_Written task_. Among the entries below, find how many lines carry the word "page" and state only that figure.

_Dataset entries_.
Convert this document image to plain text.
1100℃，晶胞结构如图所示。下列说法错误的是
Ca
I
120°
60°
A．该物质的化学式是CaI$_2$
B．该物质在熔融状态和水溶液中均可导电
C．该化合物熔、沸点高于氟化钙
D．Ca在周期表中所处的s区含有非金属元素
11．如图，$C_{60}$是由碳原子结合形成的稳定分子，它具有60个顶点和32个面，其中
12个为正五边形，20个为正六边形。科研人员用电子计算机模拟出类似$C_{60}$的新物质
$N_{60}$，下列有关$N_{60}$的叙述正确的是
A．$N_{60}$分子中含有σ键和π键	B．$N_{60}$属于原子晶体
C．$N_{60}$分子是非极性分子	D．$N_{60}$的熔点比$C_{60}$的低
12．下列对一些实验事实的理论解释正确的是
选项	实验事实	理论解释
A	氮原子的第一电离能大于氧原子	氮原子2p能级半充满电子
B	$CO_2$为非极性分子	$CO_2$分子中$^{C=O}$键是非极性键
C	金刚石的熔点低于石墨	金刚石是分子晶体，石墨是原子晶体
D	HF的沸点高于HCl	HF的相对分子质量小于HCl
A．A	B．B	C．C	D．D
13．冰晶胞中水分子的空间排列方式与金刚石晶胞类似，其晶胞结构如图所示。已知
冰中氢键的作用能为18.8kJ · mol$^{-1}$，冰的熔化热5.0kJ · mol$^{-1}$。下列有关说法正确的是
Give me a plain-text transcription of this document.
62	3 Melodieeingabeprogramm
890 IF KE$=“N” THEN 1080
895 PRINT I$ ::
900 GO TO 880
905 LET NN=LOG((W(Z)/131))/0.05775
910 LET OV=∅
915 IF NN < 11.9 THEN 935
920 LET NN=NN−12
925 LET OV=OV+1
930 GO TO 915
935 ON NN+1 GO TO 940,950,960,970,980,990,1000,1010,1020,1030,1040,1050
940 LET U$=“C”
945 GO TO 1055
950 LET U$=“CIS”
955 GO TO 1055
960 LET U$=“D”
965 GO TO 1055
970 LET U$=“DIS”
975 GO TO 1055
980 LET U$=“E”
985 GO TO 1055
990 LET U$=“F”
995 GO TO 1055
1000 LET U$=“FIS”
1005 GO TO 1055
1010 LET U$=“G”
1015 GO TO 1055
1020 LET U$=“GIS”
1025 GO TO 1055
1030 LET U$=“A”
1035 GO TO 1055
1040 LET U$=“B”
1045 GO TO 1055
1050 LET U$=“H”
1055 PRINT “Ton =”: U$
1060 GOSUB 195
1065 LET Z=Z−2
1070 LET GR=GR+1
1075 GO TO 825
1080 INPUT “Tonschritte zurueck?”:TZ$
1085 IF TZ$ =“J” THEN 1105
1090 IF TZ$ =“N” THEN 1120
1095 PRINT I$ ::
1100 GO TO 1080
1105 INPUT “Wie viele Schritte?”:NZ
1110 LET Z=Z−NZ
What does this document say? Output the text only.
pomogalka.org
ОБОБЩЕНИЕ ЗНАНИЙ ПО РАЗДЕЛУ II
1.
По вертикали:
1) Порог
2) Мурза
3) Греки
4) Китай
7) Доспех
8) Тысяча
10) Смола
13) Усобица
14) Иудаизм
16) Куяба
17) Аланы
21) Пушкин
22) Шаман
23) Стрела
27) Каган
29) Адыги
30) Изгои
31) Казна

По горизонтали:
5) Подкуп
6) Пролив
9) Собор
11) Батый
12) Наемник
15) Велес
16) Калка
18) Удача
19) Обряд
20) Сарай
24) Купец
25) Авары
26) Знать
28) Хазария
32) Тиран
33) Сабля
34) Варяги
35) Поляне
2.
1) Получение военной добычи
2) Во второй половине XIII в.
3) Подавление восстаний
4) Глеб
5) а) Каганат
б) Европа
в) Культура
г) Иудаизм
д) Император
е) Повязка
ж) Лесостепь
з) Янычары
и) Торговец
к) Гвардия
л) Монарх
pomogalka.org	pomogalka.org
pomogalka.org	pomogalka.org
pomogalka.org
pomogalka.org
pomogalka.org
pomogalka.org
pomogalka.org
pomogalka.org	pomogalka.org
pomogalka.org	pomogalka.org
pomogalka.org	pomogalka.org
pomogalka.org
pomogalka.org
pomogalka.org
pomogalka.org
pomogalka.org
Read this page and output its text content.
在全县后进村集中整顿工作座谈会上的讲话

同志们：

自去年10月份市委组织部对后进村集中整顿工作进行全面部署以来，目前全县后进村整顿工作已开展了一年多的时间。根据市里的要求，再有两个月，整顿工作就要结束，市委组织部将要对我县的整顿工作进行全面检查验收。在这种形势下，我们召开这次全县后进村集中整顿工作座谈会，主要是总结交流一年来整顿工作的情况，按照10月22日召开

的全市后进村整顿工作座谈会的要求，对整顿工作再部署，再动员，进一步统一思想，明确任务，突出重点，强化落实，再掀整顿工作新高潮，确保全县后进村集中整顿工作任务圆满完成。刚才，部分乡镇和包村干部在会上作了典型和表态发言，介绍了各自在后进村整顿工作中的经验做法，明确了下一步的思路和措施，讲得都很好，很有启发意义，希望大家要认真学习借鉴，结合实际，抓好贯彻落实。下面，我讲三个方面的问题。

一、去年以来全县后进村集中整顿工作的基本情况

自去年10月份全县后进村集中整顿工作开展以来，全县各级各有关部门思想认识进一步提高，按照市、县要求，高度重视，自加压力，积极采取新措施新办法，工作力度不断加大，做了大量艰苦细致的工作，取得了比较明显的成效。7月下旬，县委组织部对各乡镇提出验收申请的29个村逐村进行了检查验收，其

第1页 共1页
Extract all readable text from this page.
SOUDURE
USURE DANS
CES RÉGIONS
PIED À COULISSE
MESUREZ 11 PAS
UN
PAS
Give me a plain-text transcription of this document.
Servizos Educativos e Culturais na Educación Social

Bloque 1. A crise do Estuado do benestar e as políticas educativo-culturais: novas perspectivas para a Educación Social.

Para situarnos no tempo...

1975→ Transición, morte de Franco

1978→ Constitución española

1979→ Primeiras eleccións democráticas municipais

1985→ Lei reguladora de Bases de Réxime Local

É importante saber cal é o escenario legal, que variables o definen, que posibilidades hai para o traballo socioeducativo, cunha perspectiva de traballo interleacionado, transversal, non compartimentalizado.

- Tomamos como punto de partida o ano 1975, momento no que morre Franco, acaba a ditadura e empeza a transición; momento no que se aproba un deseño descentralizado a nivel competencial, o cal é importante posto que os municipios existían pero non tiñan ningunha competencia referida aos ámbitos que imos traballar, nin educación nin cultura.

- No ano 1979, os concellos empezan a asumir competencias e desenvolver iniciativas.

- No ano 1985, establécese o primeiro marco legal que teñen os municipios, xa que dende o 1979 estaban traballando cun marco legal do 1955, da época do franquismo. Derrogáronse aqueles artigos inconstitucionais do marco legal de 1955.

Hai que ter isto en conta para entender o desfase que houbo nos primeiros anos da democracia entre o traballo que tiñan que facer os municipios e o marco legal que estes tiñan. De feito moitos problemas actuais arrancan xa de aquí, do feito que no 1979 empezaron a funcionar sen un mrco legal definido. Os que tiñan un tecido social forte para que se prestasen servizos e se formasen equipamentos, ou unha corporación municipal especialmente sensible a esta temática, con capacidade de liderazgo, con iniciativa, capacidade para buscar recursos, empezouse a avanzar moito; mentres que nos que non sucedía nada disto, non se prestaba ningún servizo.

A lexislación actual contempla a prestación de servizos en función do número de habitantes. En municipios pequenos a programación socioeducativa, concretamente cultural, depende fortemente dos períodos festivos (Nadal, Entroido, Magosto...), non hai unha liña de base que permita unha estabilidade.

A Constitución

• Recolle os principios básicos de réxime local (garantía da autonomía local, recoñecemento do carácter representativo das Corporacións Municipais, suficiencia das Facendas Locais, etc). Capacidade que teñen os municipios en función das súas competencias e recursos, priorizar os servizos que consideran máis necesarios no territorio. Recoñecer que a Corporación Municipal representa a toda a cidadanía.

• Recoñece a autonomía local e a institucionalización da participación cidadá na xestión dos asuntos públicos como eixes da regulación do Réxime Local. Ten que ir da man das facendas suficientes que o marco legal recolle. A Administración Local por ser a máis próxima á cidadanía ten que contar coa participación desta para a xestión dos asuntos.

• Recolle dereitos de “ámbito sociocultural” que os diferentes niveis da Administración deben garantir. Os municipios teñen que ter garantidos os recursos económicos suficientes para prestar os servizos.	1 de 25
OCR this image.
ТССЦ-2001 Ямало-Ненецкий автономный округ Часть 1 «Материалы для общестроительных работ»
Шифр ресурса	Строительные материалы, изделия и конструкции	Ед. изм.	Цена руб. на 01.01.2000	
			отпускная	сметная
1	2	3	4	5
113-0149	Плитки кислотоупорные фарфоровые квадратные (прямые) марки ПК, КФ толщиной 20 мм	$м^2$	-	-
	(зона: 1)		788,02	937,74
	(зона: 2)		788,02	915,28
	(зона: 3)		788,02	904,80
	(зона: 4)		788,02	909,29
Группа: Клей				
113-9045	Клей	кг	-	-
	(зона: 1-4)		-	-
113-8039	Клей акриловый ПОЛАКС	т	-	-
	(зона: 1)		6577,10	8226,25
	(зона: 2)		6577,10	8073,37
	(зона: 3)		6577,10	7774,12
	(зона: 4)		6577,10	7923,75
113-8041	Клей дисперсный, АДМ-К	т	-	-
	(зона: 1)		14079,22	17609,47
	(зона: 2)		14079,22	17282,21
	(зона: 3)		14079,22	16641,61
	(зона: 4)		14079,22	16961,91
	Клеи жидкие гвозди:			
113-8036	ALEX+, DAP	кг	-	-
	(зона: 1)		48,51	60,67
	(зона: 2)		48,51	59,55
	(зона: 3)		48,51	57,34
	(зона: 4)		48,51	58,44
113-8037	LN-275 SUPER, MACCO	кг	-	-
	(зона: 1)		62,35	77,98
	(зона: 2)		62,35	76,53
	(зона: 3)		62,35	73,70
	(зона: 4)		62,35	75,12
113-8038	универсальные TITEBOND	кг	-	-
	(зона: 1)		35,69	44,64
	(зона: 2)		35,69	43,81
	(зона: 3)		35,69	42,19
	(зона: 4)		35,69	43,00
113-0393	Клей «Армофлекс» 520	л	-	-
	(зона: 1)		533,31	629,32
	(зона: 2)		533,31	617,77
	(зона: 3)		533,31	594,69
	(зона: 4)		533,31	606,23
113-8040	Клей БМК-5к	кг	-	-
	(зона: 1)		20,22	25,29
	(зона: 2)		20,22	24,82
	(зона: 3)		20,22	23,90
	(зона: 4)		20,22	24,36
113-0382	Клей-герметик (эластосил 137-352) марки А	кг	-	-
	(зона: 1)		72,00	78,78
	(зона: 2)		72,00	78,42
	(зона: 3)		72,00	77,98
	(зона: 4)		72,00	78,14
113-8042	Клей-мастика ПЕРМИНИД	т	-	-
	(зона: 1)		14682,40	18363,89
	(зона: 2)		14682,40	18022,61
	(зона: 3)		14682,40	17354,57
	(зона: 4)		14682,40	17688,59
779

_The result_. 2